WHAT YOU SHOULD DO
Exclude the pictures, then copy all remaining records exactly.
===== EXCERPTED RECORDS
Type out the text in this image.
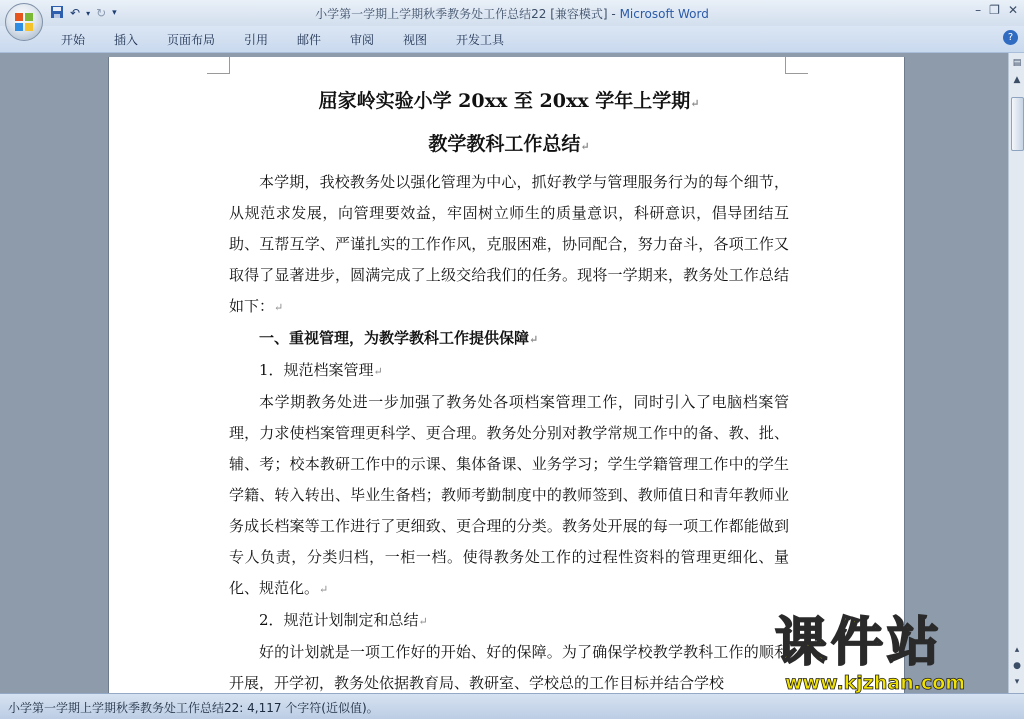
↶ ▾ ↻ ▾	小学第一学期上学期秋季教务处工作总结22 [兼容模式] - Microsoft Word	– ❐ ✕
开始 插入 页面布局 引用 邮件 审阅 视图 开发工具	?

屈家岭实验小学 20xx 至 20xx 学年上学期↵

教学教科工作总结↵

本学期，我校教务处以强化管理为中心，抓好教学与管理服务行为的每个细节，从规范求发展，向管理要效益，牢固树立师生的质量意识，科研意识，倡导团结互助、互帮互学、严谨扎实的工作作风，克服困难，协同配合，努力奋斗，各项工作又取得了显著进步，圆满完成了上级交给我们的任务。现将一学期来，教务处工作总结如下：↵

一、重视管理，为教学教科工作提供保障↵

1．规范档案管理↵

本学期教务处进一步加强了教务处各项档案管理工作，同时引入了电脑档案管理，力求使档案管理更科学、更合理。教务处分别对教学常规工作中的备、教、批、辅、考；校本教研工作中的示课、集体备课、业务学习；学生学籍管理工作中的学生学籍、转入转出、毕业生备档；教师考勤制度中的教师签到、教师值日和青年教师业务成长档案等工作进行了更细致、更合理的分类。教务处开展的每一项工作都能做到专人负责，分类归档，一柜一档。使得教务处工作的过程性资料的管理更细化、量化、规范化。↵

2．规范计划制定和总结↵

好的计划就是一项工作好的开始、好的保障。为了确保学校教学教科工作的顺利开展，开学初，教务处依据教育局、教研室、学校总的工作目标并结合学校

▤
▲
▴
●
▾
课件站
www.kjzhan.com
小学第一学期上学期秋季教务处工作总结22: 4,117 个字符(近似值)。
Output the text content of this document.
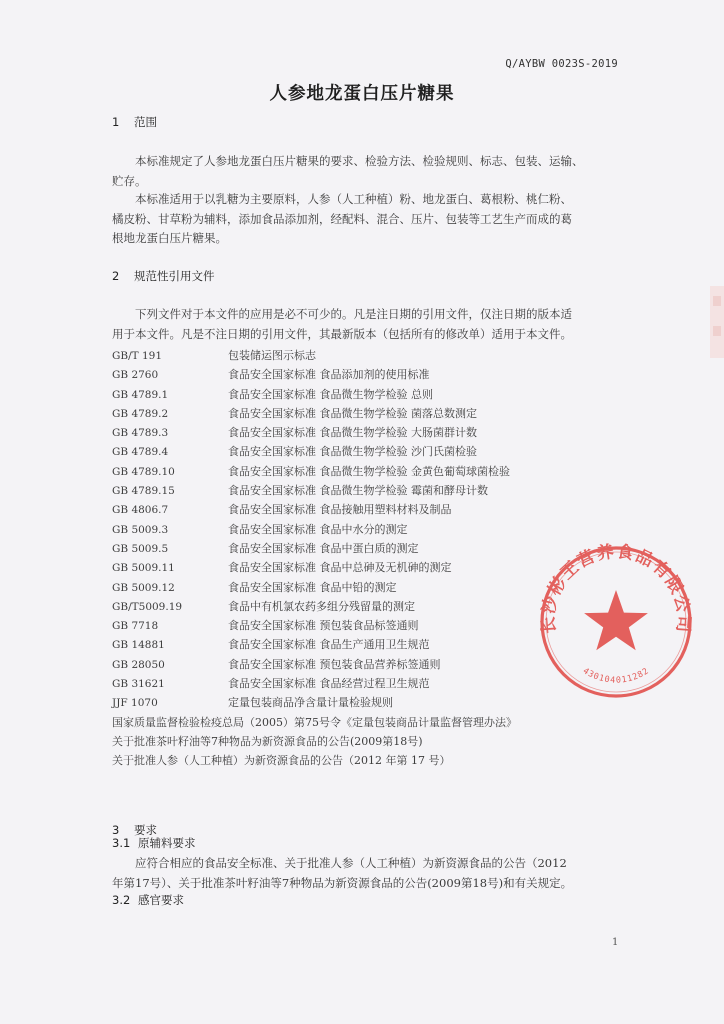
Q/AYBW 0023S-2019
人参地龙蛋白压片糖果
1 范围
本标准规定了人参地龙蛋白压片糖果的要求、检验方法、检验规则、标志、包装、运输、
贮存。
本标准适用于以乳糖为主要原料，人参（人工种植）粉、地龙蛋白、葛根粉、桃仁粉、
橘皮粉、甘草粉为辅料，添加食品添加剂，经配料、混合、压片、包装等工艺生产而成的葛
根地龙蛋白压片糖果。
2 规范性引用文件
下列文件对于本文件的应用是必不可少的。凡是注日期的引用文件，仅注日期的版本适
用于本文件。凡是不注日期的引用文件，其最新版本（包括所有的修改单）适用于本文件。
GB/T 191	包装储运图示标志
GB 2760	食品安全国家标准 食品添加剂的使用标准
GB 4789.1	食品安全国家标准 食品微生物学检验 总则
GB 4789.2	食品安全国家标准 食品微生物学检验 菌落总数测定
GB 4789.3	食品安全国家标准 食品微生物学检验 大肠菌群计数
GB 4789.4	食品安全国家标准 食品微生物学检验 沙门氏菌检验
GB 4789.10	食品安全国家标准 食品微生物学检验 金黄色葡萄球菌检验
GB 4789.15	食品安全国家标准 食品微生物学检验 霉菌和酵母计数
GB 4806.7	食品安全国家标准 食品接触用塑料材料及制品
GB 5009.3	食品安全国家标准 食品中水分的测定
GB 5009.5	食品安全国家标准 食品中蛋白质的测定
GB 5009.11	食品安全国家标准 食品中总砷及无机砷的测定
GB 5009.12	食品安全国家标准 食品中铅的测定
GB/T5009.19	食品中有机氯农药多组分残留量的测定
GB 7718	食品安全国家标准 预包装食品标签通则
GB 14881	食品安全国家标准 食品生产通用卫生规范
GB 28050	食品安全国家标准 预包装食品营养标签通则
GB 31621	食品安全国家标准 食品经营过程卫生规范
JJF 1070	定量包装商品净含量计量检验规则
国家质量监督检验检疫总局（2005）第75号令《定量包装商品计量监督管理办法》
关于批准茶叶籽油等7种物品为新资源食品的公告(2009第18号)
关于批准人参（人工种植）为新资源食品的公告（2012 年第 17 号）
3 要求
3.1 原辅料要求
应符合相应的食品安全标准、关于批准人参（人工种植）为新资源食品的公告（2012
年第17号）、关于批准茶叶籽油等7种物品为新资源食品的公告(2009第18号)和有关规定。
3.2 感官要求
1
长沙彬王营养食品有限公司
430104011282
==========
EXPECTED ANSWER
Type out the text in this image.
↶ ▾ ↻ ▾	小学第一学期上学期秋季教务处工作总结22 [兼容模式] - Microsoft Word	– ❐ ✕
开始 插入 页面布局 引用 邮件 审阅 视图 开发工具	?

屈家岭实验小学 20xx 至 20xx 学年上学期↵

教学教科工作总结↵

本学期，我校教务处以强化管理为中心，抓好教学与管理服务行为的每个细节，从规范求发展，向管理要效益，牢固树立师生的质量意识，科研意识，倡导团结互助、互帮互学、严谨扎实的工作作风，克服困难，协同配合，努力奋斗，各项工作又取得了显著进步，圆满完成了上级交给我们的任务。现将一学期来，教务处工作总结如下：↵

一、重视管理，为教学教科工作提供保障↵

1．规范档案管理↵

本学期教务处进一步加强了教务处各项档案管理工作，同时引入了电脑档案管理，力求使档案管理更科学、更合理。教务处分别对教学常规工作中的备、教、批、辅、考；校本教研工作中的示课、集体备课、业务学习；学生学籍管理工作中的学生学籍、转入转出、毕业生备档；教师考勤制度中的教师签到、教师值日和青年教师业务成长档案等工作进行了更细致、更合理的分类。教务处开展的每一项工作都能做到专人负责，分类归档，一柜一档。使得教务处工作的过程性资料的管理更细化、量化、规范化。↵

2．规范计划制定和总结↵

好的计划就是一项工作好的开始、好的保障。为了确保学校教学教科工作的顺利开展，开学初，教务处依据教育局、教研室、学校总的工作目标并结合学校

▤
▲
▴
●
▾
课件站
www.kjzhan.com
小学第一学期上学期秋季教务处工作总结22: 4,117 个字符(近似值)。
Output the text content of this document.
Q/AYBW 0023S-2019
人参地龙蛋白压片糖果
1 范围
本标准规定了人参地龙蛋白压片糖果的要求、检验方法、检验规则、标志、包装、运输、
贮存。
本标准适用于以乳糖为主要原料，人参（人工种植）粉、地龙蛋白、葛根粉、桃仁粉、
橘皮粉、甘草粉为辅料，添加食品添加剂，经配料、混合、压片、包装等工艺生产而成的葛
根地龙蛋白压片糖果。
2 规范性引用文件
下列文件对于本文件的应用是必不可少的。凡是注日期的引用文件，仅注日期的版本适
用于本文件。凡是不注日期的引用文件，其最新版本（包括所有的修改单）适用于本文件。
GB/T 191	包装储运图示标志
GB 2760	食品安全国家标准 食品添加剂的使用标准
GB 4789.1	食品安全国家标准 食品微生物学检验 总则
GB 4789.2	食品安全国家标准 食品微生物学检验 菌落总数测定
GB 4789.3	食品安全国家标准 食品微生物学检验 大肠菌群计数
GB 4789.4	食品安全国家标准 食品微生物学检验 沙门氏菌检验
GB 4789.10	食品安全国家标准 食品微生物学检验 金黄色葡萄球菌检验
GB 4789.15	食品安全国家标准 食品微生物学检验 霉菌和酵母计数
GB 4806.7	食品安全国家标准 食品接触用塑料材料及制品
GB 5009.3	食品安全国家标准 食品中水分的测定
GB 5009.5	食品安全国家标准 食品中蛋白质的测定
GB 5009.11	食品安全国家标准 食品中总砷及无机砷的测定
GB 5009.12	食品安全国家标准 食品中铅的测定
GB/T5009.19	食品中有机氯农药多组分残留量的测定
GB 7718	食品安全国家标准 预包装食品标签通则
GB 14881	食品安全国家标准 食品生产通用卫生规范
GB 28050	食品安全国家标准 预包装食品营养标签通则
GB 31621	食品安全国家标准 食品经营过程卫生规范
JJF 1070	定量包装商品净含量计量检验规则
国家质量监督检验检疫总局（2005）第75号令《定量包装商品计量监督管理办法》
关于批准茶叶籽油等7种物品为新资源食品的公告(2009第18号)
关于批准人参（人工种植）为新资源食品的公告（2012 年第 17 号）
3 要求
3.1 原辅料要求
应符合相应的食品安全标准、关于批准人参（人工种植）为新资源食品的公告（2012
年第17号）、关于批准茶叶籽油等7种物品为新资源食品的公告(2009第18号)和有关规定。
3.2 感官要求
1
长沙彬王营养食品有限公司
430104011282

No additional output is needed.